● **WHAT IS EXPECTED**:
Go through the material below and report how many lines contain "used". Give only the number.

Dataset items
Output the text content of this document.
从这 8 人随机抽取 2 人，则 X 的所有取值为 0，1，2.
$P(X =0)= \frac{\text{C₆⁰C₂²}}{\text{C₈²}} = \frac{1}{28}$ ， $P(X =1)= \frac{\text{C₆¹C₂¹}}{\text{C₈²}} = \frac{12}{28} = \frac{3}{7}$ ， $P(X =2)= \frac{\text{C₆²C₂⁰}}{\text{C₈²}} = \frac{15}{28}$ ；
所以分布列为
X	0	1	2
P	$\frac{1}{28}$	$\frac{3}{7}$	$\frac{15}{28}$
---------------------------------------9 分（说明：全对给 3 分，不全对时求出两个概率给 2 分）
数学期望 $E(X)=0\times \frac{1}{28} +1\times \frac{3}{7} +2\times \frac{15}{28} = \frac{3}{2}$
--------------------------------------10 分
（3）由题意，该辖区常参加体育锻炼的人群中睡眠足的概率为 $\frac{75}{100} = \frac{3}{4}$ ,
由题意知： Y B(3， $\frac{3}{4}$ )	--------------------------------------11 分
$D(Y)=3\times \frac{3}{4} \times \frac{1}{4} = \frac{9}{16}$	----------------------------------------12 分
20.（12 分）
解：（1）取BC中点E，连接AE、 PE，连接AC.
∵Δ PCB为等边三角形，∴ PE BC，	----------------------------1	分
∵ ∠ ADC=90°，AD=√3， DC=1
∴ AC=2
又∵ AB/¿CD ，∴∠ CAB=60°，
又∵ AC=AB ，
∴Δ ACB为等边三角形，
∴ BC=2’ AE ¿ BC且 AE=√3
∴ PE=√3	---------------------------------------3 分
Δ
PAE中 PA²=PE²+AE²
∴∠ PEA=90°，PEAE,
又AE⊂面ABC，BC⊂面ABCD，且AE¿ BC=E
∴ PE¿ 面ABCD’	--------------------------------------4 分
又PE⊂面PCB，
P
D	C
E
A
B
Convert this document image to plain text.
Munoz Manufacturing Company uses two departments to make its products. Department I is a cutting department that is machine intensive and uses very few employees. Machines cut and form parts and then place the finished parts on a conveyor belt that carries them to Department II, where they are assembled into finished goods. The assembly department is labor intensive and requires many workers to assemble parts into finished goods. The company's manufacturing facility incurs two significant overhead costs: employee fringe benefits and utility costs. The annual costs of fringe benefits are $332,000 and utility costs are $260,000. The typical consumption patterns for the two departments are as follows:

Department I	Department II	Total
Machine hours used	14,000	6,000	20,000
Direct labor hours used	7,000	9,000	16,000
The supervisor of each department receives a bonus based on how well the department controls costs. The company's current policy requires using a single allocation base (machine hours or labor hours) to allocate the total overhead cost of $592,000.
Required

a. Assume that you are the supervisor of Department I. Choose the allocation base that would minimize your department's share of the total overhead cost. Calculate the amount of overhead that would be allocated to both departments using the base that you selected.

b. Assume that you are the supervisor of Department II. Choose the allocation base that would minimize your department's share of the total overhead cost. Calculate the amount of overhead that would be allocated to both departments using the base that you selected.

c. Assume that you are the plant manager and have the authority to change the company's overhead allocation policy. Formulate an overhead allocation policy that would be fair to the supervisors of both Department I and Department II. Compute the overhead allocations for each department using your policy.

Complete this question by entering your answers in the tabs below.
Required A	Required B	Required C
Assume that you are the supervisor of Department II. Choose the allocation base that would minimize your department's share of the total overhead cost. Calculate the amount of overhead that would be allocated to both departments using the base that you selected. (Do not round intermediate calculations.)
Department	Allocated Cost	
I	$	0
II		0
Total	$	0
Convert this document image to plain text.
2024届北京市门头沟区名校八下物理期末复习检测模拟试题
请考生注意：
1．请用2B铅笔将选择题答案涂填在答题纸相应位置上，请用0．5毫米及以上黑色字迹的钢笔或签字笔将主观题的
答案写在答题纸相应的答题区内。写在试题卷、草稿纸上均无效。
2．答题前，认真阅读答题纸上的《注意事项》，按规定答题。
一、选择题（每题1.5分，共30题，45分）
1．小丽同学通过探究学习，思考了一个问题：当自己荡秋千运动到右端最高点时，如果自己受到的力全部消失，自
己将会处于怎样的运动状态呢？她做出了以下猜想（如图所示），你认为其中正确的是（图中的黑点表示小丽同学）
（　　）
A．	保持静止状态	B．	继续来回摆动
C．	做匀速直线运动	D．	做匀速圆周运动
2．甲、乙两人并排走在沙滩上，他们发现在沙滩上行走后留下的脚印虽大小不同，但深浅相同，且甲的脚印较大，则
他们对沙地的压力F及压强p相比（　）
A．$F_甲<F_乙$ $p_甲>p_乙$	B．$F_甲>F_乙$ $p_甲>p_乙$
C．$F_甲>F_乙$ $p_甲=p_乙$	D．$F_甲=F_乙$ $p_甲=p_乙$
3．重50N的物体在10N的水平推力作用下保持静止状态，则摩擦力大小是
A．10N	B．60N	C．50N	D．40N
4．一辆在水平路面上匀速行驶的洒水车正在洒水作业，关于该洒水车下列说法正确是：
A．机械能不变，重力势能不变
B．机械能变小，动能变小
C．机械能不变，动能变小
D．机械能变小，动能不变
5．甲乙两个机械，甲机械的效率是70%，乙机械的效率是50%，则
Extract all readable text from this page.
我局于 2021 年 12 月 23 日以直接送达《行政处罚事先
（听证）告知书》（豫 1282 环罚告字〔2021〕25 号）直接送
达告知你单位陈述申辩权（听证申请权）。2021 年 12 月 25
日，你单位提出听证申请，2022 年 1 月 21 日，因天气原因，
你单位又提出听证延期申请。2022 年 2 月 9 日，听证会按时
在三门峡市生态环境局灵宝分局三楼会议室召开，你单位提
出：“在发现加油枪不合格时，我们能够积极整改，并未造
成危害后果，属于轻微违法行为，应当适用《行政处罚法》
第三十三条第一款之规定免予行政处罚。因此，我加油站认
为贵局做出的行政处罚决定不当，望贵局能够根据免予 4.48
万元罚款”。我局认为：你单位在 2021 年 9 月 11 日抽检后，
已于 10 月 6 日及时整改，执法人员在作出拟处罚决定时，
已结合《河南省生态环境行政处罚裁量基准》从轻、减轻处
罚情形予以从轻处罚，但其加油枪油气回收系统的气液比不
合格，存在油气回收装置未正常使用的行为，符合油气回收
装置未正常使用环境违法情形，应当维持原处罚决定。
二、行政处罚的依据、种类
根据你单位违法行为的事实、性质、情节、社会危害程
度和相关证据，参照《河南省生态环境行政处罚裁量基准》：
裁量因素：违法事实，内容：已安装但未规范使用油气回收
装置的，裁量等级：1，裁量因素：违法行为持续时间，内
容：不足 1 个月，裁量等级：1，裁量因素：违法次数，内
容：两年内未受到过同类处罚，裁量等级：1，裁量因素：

● **TASK ANSWER**:
2